### Texto de lectura
○ ○ ○ ○ ○ ○ ○
En sus primeros contactos con los judíos habían tratado con los príncipes de
la dinastía asmonea (descendientes de los patrióticos macabeos), pero hemos
visto que Herodes supo desplazar a los sacerdotes- reyes, agarrando él mismo
las riendas del poder. Con todo, el sanedrín, el consejo nacional de los
judíos, todavía funcionaba bajo la presidencia del sumo sacerdote del día. Se
componía de setenta miembros, la mayoría de los cuales procedían de la casta
sacerdotal (saduceos en cuanto a su secta), siendo los restantes ancianos del
pueblo y escribas (doctores de la ley) escogidos mayormente de la secta de los
fariseos. Constituía el sanedrín una especie de senado del pueblo judío y, a la
vez, su «tribunal supremo» en toda cuestión religiosa o interna. Los ancianos
de las distintas sinagogas podían entender en las causas de menor importancia,
pero los asuntos graves pasaban al sanedrín. Por los Evangelios es evidente que
no podía ejecutar una sentencia de muerte sin la concurrencia del procurador
romano, bien que, en momentos de confusión administrativa, a veces se arrogaba
para sí este derecho como en el caso del apedreamiento de Esteban. Los
procuradores romanos solían residir en la torre Antonia, que dominaba el área
del Templo en épocas festivas cuando había peligro de motines, mayormente por
la llegada de grupos de celotes desde Galilea. A los rabinos les gustaba hallar
el origen del sanedrín en el nombramiento de los setenta ancianos que habían de
ayudar a Moisés en el gobierno del pueblo según Números, capítulo 11, pero no
hay evidencia histórica de su funcionamiento antes de la época del dominio
griego, del siglo iv a.C. en adelante. Después de la destrucción de Jerusalén
fue resucitado por los fariseos con fines puramente religiosos.
○ ○ ○ ○ ○ ○ ○
### Instrucciones a seguir
Según el texto sobre el sanedrín, ¿cuántos miembros lo componían?

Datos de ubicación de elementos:
○ ○ ○ ○ ○ ○ ○
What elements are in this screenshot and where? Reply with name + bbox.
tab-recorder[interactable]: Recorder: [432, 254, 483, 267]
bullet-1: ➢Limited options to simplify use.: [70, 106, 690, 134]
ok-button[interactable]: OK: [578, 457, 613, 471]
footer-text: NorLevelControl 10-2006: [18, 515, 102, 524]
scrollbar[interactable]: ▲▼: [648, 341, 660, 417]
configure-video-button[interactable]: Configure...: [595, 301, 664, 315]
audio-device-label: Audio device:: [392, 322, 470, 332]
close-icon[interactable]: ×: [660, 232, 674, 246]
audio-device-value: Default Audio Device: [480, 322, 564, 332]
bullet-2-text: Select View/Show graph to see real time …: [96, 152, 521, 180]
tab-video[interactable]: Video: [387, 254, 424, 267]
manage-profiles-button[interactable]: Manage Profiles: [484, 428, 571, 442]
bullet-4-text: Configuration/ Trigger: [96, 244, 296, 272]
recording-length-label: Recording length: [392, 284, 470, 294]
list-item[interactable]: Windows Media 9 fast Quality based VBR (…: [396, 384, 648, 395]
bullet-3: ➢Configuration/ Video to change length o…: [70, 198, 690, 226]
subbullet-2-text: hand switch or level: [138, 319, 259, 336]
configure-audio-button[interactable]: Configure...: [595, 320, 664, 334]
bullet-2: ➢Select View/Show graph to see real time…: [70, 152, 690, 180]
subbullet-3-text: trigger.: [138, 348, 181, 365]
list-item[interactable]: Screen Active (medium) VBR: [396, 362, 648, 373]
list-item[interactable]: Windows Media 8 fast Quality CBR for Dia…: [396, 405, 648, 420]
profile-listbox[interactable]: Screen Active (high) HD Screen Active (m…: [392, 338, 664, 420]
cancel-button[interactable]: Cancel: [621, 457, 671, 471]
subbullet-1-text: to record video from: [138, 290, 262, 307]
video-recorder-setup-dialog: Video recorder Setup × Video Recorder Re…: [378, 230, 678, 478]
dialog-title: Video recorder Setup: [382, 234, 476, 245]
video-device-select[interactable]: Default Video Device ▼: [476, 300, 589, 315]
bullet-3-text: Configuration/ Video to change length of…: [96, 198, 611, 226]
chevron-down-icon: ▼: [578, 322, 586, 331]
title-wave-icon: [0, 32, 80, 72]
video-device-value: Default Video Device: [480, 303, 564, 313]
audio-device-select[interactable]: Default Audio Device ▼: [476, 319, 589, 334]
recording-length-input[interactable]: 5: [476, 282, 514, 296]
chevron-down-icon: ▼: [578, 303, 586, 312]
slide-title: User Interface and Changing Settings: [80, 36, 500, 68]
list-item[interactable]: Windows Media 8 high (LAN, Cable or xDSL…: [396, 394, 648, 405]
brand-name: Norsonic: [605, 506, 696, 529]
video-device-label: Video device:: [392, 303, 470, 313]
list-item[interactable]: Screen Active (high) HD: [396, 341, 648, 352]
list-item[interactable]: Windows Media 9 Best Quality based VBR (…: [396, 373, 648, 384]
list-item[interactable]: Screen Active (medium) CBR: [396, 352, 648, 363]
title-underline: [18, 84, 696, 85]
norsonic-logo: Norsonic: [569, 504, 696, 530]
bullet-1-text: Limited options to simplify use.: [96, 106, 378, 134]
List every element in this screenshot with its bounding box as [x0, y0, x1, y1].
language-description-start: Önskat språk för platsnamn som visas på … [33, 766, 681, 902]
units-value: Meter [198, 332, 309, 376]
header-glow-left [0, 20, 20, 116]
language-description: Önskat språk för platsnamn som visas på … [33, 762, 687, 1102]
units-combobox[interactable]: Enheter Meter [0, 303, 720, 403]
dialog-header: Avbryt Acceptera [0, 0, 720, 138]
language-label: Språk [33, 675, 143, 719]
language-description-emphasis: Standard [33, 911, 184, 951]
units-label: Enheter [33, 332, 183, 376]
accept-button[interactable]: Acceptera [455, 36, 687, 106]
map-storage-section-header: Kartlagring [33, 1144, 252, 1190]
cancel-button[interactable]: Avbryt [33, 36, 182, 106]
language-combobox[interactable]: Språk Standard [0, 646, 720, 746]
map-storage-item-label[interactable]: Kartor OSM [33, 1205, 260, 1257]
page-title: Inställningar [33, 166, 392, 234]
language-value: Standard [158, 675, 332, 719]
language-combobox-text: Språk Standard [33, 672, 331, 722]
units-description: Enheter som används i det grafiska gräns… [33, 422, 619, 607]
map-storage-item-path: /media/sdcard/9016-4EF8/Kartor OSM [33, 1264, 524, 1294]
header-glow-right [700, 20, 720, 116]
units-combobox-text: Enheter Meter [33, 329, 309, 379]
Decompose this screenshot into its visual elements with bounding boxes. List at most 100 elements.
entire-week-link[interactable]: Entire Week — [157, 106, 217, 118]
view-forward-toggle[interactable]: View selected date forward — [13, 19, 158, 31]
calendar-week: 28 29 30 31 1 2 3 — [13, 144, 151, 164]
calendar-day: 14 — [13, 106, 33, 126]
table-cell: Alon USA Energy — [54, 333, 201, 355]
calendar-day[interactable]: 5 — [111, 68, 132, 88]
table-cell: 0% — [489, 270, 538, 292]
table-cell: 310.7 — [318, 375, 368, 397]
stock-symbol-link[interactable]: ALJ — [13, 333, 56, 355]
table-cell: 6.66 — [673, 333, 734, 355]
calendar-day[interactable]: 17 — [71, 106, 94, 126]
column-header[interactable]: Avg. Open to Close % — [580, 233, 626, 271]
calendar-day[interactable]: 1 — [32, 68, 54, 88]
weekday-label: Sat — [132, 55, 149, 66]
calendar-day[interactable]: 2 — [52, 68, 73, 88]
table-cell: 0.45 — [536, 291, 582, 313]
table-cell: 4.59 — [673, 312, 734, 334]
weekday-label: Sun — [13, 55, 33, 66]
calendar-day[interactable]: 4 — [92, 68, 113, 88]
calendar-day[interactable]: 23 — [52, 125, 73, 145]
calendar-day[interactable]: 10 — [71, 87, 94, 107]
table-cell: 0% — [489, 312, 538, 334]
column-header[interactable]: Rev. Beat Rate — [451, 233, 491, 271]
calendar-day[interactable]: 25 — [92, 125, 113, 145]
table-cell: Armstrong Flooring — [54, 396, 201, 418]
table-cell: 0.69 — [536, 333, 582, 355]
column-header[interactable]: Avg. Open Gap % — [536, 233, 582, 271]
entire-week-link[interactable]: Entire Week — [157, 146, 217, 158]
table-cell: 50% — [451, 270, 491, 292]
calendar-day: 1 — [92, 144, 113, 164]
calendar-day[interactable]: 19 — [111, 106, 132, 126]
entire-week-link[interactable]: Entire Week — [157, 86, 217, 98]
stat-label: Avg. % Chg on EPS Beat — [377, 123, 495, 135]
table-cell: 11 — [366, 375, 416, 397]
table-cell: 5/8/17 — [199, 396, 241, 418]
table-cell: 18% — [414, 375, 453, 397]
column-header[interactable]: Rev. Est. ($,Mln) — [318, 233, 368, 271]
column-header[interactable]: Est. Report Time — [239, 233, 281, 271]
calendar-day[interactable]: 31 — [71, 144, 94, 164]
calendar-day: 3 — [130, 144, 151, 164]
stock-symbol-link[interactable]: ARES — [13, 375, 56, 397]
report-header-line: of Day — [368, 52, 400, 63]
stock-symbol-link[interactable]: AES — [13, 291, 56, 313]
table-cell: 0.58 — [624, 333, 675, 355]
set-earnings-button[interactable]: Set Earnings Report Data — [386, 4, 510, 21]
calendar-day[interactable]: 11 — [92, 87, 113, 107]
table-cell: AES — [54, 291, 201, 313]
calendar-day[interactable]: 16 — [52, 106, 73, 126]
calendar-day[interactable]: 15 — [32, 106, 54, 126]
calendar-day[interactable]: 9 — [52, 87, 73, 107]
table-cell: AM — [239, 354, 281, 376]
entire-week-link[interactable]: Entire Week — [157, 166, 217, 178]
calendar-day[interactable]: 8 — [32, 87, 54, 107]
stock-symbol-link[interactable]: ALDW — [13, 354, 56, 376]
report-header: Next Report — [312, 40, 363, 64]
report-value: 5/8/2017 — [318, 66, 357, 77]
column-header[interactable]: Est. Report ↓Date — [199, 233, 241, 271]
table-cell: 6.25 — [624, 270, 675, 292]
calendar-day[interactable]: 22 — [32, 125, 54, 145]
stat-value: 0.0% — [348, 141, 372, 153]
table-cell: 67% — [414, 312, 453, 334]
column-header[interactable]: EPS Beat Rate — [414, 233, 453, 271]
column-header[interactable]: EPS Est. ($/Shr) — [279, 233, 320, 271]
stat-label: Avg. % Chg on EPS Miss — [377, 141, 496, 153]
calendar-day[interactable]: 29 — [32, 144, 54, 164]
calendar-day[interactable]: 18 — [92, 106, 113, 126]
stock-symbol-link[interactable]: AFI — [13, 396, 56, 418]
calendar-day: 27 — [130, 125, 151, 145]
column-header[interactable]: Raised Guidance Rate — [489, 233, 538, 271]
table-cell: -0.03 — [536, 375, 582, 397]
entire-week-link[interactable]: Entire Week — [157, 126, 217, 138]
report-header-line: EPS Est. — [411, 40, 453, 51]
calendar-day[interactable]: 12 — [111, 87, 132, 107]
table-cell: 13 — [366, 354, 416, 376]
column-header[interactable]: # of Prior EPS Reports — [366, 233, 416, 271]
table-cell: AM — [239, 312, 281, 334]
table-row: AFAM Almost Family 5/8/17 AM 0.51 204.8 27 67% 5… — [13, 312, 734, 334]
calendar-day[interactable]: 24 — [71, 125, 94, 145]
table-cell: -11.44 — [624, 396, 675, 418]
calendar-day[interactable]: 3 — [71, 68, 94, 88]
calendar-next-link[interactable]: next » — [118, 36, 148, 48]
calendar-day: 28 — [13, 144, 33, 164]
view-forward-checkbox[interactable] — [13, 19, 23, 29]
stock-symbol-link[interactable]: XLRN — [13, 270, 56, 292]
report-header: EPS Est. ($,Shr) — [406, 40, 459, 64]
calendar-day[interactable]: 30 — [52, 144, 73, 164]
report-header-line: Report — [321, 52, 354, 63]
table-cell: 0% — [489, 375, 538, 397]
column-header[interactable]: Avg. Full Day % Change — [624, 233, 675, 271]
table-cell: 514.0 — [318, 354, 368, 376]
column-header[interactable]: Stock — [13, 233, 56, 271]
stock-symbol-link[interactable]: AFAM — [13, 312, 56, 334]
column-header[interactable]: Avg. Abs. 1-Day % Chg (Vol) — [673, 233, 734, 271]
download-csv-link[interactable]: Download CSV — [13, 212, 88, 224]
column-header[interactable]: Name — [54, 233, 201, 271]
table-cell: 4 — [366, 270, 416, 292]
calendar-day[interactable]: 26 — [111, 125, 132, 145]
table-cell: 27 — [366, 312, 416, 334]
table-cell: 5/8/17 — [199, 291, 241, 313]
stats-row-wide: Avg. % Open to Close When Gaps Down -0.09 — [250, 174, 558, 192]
○ ○ ○ ○ ○ ○ ○
### Respuesta del ejercicio
El sanedrín se componía de setenta miembros.